[start]

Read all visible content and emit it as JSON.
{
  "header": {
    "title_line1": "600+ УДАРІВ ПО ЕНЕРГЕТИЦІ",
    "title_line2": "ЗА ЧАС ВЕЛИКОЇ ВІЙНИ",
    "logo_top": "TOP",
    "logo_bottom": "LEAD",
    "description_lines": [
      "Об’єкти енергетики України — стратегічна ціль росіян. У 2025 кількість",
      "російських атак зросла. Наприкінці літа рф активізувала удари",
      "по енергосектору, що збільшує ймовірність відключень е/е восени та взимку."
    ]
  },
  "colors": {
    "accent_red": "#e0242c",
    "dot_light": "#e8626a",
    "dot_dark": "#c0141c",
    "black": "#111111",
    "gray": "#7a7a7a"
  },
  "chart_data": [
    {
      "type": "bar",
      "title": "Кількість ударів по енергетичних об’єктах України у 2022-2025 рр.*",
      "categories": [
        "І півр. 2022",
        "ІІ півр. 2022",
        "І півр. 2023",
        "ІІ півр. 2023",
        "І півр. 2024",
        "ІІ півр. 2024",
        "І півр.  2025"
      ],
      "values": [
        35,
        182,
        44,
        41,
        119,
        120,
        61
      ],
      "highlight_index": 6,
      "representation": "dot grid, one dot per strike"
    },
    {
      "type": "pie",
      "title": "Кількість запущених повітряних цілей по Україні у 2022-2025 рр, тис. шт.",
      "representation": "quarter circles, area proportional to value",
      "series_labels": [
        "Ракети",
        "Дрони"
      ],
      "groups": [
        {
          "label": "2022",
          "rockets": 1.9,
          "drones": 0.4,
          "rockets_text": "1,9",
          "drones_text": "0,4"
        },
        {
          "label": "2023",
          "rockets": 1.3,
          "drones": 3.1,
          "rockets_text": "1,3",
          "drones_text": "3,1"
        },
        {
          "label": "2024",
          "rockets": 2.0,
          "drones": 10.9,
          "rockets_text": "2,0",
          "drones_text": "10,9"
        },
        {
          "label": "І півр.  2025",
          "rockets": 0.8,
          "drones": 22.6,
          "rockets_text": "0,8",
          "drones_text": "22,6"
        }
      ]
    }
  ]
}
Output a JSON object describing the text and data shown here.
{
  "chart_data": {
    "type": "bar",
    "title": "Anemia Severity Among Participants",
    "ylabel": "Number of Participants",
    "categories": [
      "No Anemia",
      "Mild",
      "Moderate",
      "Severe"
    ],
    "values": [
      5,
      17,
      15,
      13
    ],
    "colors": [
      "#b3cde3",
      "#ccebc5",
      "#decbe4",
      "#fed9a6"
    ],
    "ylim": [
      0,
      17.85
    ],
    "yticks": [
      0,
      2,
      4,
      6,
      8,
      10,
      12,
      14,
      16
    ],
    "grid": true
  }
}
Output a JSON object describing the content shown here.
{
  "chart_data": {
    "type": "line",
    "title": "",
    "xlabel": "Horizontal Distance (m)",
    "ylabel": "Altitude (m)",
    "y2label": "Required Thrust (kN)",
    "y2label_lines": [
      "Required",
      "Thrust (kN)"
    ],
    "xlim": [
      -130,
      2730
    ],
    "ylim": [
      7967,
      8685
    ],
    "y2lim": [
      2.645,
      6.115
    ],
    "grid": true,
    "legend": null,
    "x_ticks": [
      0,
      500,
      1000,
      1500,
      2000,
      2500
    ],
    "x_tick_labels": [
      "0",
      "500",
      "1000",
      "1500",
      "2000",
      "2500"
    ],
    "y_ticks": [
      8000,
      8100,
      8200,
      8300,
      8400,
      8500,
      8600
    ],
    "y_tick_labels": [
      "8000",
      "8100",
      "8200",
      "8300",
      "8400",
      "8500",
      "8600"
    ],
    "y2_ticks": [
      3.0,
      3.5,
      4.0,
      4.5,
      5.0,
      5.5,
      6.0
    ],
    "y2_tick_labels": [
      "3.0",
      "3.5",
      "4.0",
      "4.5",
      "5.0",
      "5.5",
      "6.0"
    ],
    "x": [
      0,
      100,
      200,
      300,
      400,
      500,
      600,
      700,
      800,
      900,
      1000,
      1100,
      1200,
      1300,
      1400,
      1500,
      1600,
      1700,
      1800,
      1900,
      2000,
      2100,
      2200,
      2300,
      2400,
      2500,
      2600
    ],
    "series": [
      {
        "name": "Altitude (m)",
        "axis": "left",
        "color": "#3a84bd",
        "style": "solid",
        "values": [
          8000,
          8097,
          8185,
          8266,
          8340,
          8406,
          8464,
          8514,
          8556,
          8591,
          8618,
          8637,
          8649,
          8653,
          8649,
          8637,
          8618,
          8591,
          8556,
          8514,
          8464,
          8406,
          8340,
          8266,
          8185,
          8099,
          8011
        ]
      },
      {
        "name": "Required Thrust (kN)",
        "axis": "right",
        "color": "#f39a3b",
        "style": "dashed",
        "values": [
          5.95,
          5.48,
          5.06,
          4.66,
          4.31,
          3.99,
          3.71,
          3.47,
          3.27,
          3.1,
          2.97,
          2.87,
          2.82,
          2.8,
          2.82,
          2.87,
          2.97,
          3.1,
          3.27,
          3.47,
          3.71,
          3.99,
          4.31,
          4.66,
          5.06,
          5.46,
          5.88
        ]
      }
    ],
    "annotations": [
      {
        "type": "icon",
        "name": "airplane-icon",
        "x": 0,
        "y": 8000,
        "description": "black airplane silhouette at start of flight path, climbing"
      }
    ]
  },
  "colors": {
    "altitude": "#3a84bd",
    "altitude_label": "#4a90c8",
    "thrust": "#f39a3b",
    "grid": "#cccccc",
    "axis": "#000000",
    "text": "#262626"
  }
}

[end]

• Task description: Note every line above where the string "Participants" shows up, and copy those lines.

• The reply:
    "title": "Anemia Severity Among Participants",
    "ylabel": "Number of Participants",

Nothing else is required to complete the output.